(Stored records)
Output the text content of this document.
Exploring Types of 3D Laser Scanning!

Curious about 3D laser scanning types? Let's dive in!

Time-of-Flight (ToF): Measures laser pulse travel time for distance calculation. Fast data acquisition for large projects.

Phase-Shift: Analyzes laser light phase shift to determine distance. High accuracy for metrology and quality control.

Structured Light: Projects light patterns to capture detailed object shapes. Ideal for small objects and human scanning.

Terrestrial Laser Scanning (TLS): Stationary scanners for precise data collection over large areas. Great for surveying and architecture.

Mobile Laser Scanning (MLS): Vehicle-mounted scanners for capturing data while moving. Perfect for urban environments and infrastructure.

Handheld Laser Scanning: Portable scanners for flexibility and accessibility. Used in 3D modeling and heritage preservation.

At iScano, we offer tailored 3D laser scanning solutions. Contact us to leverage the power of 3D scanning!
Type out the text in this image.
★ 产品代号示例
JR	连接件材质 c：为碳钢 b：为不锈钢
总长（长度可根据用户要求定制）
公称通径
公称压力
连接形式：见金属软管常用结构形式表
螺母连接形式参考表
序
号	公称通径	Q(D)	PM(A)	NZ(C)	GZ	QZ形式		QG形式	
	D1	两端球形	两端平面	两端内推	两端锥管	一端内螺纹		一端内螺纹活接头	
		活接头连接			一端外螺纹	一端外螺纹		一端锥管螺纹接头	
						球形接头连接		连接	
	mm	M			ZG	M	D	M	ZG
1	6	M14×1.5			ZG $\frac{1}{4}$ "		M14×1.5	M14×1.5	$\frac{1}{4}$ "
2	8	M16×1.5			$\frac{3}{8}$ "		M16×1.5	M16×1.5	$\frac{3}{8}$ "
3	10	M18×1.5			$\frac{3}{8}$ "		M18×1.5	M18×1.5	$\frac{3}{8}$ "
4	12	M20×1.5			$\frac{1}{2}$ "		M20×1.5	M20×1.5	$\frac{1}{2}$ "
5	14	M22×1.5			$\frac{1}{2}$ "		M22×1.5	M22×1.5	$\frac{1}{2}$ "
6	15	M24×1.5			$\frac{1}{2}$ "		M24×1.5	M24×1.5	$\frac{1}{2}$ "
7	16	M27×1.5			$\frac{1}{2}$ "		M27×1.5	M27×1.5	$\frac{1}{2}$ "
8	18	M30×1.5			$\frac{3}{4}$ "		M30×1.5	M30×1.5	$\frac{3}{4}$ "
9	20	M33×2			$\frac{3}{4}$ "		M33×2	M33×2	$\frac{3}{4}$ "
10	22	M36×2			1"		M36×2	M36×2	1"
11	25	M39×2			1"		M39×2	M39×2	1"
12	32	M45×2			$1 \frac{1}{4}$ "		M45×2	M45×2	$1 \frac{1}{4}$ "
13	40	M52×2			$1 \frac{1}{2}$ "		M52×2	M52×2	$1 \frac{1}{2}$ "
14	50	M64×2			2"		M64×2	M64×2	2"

EXERCISE AIM: Pull out all lines containing "data".

RESULT BELOW:
Time-of-Flight (ToF): Measures laser pulse travel time for distance calculation. Fast data acquisition for large projects.
Terrestrial Laser Scanning (TLS): Stationary scanners for precise data collection over large areas. Great for surveying and architecture.
Mobile Laser Scanning (MLS): Vehicle-mounted scanners for capturing data while moving. Perfect for urban environments and infrastructure.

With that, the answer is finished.